* begin Provided entries *

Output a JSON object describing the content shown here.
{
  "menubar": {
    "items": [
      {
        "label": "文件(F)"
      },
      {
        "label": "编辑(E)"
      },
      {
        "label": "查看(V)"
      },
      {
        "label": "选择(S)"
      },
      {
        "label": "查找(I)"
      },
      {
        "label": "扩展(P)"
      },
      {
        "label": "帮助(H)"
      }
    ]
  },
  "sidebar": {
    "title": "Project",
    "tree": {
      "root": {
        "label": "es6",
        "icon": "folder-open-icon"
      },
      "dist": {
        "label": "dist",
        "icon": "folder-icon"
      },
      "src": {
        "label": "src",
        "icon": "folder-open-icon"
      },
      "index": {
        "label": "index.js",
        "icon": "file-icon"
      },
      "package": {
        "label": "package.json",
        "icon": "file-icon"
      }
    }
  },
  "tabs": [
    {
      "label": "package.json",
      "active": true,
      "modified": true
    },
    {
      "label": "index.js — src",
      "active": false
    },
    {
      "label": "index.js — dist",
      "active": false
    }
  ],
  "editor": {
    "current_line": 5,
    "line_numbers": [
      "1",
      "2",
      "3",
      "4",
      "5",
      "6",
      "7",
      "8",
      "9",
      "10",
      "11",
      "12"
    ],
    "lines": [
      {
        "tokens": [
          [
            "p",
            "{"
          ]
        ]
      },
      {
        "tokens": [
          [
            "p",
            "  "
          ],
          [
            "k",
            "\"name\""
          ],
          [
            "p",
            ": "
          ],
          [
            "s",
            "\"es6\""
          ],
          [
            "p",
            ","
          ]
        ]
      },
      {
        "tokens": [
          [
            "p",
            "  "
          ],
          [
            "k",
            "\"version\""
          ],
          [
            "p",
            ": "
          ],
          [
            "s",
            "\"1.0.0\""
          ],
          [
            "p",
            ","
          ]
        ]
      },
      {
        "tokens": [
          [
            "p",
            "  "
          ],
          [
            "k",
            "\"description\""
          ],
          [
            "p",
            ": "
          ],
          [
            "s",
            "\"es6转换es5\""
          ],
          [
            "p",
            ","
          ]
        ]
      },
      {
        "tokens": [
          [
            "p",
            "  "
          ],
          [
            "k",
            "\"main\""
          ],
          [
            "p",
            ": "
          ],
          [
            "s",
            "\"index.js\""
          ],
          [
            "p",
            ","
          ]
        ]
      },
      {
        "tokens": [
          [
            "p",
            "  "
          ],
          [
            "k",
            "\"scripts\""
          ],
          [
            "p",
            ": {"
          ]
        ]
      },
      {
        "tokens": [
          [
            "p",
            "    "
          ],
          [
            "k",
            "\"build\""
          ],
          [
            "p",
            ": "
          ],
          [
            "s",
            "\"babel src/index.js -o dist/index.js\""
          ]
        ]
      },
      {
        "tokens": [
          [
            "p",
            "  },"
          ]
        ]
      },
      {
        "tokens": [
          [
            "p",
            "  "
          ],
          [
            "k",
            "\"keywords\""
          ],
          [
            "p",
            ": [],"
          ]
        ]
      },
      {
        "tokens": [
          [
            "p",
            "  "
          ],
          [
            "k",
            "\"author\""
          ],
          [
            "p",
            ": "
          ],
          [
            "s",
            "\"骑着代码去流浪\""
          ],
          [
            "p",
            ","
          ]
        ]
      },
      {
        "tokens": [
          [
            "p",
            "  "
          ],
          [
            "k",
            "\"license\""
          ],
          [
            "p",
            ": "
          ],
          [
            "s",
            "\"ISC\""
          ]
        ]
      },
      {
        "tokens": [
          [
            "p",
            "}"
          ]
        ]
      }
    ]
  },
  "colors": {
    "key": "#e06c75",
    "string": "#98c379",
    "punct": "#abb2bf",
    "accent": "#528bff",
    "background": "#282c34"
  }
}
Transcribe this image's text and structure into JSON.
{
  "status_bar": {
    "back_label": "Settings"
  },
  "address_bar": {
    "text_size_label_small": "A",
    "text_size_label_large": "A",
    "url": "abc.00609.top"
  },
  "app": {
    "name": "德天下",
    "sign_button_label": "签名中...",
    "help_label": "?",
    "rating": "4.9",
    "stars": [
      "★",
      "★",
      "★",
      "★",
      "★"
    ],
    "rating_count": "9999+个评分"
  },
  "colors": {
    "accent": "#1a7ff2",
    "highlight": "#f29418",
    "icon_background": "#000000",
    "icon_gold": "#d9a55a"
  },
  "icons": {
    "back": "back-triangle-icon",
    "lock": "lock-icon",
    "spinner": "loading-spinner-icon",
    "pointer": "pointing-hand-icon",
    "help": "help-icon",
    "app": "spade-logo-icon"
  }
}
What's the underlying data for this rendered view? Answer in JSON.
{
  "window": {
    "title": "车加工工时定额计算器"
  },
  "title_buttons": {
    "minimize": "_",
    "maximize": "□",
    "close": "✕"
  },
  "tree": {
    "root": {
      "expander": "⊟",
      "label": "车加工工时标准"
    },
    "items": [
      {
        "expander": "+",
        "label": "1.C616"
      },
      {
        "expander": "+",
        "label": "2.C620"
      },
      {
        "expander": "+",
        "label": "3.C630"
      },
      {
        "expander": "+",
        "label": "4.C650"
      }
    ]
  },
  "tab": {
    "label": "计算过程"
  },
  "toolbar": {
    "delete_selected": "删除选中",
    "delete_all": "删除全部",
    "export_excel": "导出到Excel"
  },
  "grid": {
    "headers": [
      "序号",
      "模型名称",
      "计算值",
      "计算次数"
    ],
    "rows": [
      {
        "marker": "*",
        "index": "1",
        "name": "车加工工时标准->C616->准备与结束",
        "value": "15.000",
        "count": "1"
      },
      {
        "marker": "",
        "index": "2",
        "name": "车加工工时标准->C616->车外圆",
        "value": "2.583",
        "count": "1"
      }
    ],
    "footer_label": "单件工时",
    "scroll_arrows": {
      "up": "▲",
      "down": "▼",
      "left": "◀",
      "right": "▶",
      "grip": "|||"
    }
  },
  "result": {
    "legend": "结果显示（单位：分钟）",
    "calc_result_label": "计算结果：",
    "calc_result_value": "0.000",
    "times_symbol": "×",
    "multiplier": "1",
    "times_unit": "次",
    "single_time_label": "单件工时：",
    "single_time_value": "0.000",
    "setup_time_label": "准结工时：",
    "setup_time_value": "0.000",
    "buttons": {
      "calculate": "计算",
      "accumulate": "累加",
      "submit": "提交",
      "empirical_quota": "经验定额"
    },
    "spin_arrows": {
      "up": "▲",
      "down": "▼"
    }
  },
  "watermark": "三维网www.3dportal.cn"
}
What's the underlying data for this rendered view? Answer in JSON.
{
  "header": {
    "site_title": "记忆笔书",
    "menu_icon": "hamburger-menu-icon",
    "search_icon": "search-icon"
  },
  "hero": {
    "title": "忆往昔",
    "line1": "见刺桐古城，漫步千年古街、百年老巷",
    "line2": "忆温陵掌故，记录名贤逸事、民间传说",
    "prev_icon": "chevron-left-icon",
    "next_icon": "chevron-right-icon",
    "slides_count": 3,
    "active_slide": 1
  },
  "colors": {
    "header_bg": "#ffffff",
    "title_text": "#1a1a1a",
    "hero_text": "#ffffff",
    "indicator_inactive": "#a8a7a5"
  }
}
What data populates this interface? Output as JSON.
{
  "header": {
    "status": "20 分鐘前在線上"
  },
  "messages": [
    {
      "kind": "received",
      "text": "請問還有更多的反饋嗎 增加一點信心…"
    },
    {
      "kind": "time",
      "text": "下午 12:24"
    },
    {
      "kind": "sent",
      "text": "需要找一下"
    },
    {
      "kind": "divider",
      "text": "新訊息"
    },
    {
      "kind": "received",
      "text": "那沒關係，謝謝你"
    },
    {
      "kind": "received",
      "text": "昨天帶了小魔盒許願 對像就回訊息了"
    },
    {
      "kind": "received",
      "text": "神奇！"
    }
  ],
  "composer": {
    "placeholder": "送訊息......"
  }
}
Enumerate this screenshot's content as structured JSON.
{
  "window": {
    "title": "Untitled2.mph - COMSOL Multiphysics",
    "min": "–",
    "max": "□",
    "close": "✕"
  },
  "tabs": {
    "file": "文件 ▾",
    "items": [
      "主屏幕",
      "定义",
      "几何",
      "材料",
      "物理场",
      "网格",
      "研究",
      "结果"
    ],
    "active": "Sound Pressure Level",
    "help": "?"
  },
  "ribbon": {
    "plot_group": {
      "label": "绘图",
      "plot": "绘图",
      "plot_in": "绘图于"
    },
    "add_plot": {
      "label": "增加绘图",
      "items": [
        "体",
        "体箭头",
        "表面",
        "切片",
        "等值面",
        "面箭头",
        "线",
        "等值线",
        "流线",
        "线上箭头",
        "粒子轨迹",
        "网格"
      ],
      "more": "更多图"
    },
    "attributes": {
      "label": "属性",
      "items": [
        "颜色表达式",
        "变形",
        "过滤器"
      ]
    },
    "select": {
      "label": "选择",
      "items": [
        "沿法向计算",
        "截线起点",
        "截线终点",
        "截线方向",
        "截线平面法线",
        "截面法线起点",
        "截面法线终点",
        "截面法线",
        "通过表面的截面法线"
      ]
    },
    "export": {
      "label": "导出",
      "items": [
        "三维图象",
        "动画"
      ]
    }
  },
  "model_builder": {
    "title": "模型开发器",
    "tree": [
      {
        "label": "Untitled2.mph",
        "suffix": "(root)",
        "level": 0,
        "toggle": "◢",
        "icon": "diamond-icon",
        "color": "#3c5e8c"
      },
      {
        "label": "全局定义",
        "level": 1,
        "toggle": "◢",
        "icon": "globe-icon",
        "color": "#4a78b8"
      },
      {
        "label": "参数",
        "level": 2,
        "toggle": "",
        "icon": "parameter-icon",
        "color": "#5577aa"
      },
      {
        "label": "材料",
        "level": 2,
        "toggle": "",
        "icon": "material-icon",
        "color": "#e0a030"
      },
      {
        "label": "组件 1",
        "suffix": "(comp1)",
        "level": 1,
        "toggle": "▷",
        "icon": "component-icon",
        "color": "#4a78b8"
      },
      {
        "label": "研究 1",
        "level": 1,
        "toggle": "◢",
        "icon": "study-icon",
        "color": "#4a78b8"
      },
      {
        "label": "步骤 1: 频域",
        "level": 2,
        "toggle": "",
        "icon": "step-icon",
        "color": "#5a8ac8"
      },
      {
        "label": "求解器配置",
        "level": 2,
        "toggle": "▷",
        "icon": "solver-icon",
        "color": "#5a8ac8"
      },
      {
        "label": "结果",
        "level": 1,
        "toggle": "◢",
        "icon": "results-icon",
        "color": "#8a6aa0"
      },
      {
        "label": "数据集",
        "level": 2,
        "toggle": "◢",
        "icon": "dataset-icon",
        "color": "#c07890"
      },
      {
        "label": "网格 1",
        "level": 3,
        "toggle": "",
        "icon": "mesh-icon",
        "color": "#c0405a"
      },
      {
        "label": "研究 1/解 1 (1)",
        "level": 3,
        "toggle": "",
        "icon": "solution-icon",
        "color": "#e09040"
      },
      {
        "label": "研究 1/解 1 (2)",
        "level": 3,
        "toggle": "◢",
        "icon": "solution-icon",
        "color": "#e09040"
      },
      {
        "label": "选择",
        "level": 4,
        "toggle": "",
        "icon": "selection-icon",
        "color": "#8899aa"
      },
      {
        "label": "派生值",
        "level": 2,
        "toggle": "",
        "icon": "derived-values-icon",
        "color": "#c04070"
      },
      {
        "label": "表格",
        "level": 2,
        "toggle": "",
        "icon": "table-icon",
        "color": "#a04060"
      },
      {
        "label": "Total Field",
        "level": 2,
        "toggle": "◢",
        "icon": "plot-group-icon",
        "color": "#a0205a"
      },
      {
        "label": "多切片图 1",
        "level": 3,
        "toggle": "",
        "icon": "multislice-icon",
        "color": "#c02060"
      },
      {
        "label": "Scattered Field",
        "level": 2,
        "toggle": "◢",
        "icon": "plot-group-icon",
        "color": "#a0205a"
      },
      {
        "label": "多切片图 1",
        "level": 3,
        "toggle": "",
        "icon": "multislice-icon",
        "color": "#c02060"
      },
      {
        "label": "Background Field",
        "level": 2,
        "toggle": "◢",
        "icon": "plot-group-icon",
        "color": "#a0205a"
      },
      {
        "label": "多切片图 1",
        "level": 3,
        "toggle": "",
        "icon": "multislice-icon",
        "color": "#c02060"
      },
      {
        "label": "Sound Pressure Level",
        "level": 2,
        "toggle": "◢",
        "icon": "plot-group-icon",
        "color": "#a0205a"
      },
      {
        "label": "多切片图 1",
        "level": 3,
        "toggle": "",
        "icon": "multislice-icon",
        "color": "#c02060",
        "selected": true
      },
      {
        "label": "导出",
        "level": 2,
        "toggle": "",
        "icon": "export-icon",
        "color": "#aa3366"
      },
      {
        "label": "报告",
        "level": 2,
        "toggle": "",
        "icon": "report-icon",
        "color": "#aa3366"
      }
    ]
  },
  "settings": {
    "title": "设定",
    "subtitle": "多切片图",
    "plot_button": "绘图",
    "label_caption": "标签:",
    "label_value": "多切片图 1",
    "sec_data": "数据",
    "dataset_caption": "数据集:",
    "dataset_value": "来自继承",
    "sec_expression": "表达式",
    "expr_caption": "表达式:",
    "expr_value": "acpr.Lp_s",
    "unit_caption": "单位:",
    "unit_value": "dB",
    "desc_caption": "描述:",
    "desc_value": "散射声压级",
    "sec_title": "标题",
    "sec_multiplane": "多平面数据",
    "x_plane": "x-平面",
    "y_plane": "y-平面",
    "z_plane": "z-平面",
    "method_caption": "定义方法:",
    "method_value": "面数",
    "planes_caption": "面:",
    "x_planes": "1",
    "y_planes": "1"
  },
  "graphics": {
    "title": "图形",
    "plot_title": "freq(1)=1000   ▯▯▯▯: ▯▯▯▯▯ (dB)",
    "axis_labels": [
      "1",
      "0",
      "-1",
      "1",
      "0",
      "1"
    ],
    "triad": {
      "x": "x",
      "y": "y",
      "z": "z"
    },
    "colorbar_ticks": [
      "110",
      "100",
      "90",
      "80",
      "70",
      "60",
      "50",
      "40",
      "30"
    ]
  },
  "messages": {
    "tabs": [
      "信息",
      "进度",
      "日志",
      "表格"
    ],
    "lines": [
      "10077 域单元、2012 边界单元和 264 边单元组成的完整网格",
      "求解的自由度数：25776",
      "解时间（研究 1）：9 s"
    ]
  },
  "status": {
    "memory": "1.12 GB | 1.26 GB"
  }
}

* end Provided entries *

**Job:** Locate each line containing the string "true" and show it.

**Solution to the problem:**
      "active": true,
      "modified": true
        "selected": true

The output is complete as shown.